(WHAT YOU ARE ASKED TO DO):
Repeat the records given below in full, with no changes.

(EXTRACTED DATA):
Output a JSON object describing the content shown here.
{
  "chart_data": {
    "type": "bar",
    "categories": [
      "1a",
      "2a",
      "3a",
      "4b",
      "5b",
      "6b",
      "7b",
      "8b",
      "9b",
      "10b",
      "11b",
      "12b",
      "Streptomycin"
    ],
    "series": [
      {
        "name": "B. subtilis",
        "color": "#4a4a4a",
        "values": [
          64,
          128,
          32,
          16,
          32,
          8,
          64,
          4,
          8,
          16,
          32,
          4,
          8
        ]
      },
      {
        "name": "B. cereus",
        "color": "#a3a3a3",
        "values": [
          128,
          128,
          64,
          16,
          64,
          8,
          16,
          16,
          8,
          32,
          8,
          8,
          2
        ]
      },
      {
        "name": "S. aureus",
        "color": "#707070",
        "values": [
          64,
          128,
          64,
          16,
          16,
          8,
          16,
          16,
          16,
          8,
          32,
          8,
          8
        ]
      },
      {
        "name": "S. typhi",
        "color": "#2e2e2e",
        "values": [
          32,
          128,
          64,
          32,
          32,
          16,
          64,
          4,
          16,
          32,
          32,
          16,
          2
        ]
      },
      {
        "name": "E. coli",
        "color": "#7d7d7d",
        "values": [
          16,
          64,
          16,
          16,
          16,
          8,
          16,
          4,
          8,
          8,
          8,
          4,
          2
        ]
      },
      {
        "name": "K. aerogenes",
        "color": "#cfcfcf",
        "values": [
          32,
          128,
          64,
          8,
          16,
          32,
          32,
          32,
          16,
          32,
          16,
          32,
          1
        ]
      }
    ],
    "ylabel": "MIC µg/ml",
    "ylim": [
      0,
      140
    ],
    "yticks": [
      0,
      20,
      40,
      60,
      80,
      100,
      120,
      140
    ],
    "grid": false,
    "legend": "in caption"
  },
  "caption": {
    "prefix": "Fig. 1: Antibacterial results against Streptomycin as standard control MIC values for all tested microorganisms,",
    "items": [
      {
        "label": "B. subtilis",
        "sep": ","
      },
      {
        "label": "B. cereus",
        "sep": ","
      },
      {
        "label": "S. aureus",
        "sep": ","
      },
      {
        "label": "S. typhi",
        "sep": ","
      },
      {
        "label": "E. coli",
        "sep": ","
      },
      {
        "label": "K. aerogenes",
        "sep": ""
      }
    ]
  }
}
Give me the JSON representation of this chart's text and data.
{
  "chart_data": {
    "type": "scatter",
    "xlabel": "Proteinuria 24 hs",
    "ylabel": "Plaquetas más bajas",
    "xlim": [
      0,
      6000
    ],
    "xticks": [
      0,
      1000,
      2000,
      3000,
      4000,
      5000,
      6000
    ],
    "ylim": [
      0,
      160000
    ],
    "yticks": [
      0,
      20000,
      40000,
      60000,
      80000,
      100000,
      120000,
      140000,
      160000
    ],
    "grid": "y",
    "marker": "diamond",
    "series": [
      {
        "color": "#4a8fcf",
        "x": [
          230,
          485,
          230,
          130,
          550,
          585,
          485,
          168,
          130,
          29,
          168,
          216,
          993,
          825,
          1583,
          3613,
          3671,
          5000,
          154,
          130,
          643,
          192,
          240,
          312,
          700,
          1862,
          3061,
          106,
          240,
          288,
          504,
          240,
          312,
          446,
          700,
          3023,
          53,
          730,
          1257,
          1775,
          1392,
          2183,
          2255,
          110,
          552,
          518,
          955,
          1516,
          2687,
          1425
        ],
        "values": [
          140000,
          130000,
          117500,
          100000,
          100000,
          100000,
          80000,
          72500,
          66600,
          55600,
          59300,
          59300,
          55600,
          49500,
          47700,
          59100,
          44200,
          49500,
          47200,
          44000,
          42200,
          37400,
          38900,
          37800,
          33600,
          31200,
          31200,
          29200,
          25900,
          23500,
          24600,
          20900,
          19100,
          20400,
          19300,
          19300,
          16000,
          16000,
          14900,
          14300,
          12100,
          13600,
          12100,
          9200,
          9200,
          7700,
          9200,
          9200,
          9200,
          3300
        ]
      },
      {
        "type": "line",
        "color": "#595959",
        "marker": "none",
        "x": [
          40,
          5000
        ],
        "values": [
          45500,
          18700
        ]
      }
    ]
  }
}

(SOLUTION TO THE EXERCISE):
Output a JSON object describing the content shown here.
{
  "chart_data": {
    "type": "bar",
    "categories": [
      "1a",
      "2a",
      "3a",
      "4b",
      "5b",
      "6b",
      "7b",
      "8b",
      "9b",
      "10b",
      "11b",
      "12b",
      "Streptomycin"
    ],
    "series": [
      {
        "name": "B. subtilis",
        "color": "#4a4a4a",
        "values": [
          64,
          128,
          32,
          16,
          32,
          8,
          64,
          4,
          8,
          16,
          32,
          4,
          8
        ]
      },
      {
        "name": "B. cereus",
        "color": "#a3a3a3",
        "values": [
          128,
          128,
          64,
          16,
          64,
          8,
          16,
          16,
          8,
          32,
          8,
          8,
          2
        ]
      },
      {
        "name": "S. aureus",
        "color": "#707070",
        "values": [
          64,
          128,
          64,
          16,
          16,
          8,
          16,
          16,
          16,
          8,
          32,
          8,
          8
        ]
      },
      {
        "name": "S. typhi",
        "color": "#2e2e2e",
        "values": [
          32,
          128,
          64,
          32,
          32,
          16,
          64,
          4,
          16,
          32,
          32,
          16,
          2
        ]
      },
      {
        "name": "E. coli",
        "color": "#7d7d7d",
        "values": [
          16,
          64,
          16,
          16,
          16,
          8,
          16,
          4,
          8,
          8,
          8,
          4,
          2
        ]
      },
      {
        "name": "K. aerogenes",
        "color": "#cfcfcf",
        "values": [
          32,
          128,
          64,
          8,
          16,
          32,
          32,
          32,
          16,
          32,
          16,
          32,
          1
        ]
      }
    ],
    "ylabel": "MIC µg/ml",
    "ylim": [
      0,
      140
    ],
    "yticks": [
      0,
      20,
      40,
      60,
      80,
      100,
      120,
      140
    ],
    "grid": false,
    "legend": "in caption"
  },
  "caption": {
    "prefix": "Fig. 1: Antibacterial results against Streptomycin as standard control MIC values for all tested microorganisms,",
    "items": [
      {
        "label": "B. subtilis",
        "sep": ","
      },
      {
        "label": "B. cereus",
        "sep": ","
      },
      {
        "label": "S. aureus",
        "sep": ","
      },
      {
        "label": "S. typhi",
        "sep": ","
      },
      {
        "label": "E. coli",
        "sep": ","
      },
      {
        "label": "K. aerogenes",
        "sep": ""
      }
    ]
  }
}
Give me the JSON representation of this chart's text and data.
{
  "chart_data": {
    "type": "scatter",
    "xlabel": "Proteinuria 24 hs",
    "ylabel": "Plaquetas más bajas",
    "xlim": [
      0,
      6000
    ],
    "xticks": [
      0,
      1000,
      2000,
      3000,
      4000,
      5000,
      6000
    ],
    "ylim": [
      0,
      160000
    ],
    "yticks": [
      0,
      20000,
      40000,
      60000,
      80000,
      100000,
      120000,
      140000,
      160000
    ],
    "grid": "y",
    "marker": "diamond",
    "series": [
      {
        "color": "#4a8fcf",
        "x": [
          230,
          485,
          230,
          130,
          550,
          585,
          485,
          168,
          130,
          29,
          168,
          216,
          993,
          825,
          1583,
          3613,
          3671,
          5000,
          154,
          130,
          643,
          192,
          240,
          312,
          700,
          1862,
          3061,
          106,
          240,
          288,
          504,
          240,
          312,
          446,
          700,
          3023,
          53,
          730,
          1257,
          1775,
          1392,
          2183,
          2255,
          110,
          552,
          518,
          955,
          1516,
          2687,
          1425
        ],
        "values": [
          140000,
          130000,
          117500,
          100000,
          100000,
          100000,
          80000,
          72500,
          66600,
          55600,
          59300,
          59300,
          55600,
          49500,
          47700,
          59100,
          44200,
          49500,
          47200,
          44000,
          42200,
          37400,
          38900,
          37800,
          33600,
          31200,
          31200,
          29200,
          25900,
          23500,
          24600,
          20900,
          19100,
          20400,
          19300,
          19300,
          16000,
          16000,
          14900,
          14300,
          12100,
          13600,
          12100,
          9200,
          9200,
          7700,
          9200,
          9200,
          9200,
          3300
        ]
      },
      {
        "type": "line",
        "color": "#595959",
        "marker": "none",
        "x": [
          40,
          5000
        ],
        "values": [
          45500,
          18700
        ]
      }
    ]
  }
}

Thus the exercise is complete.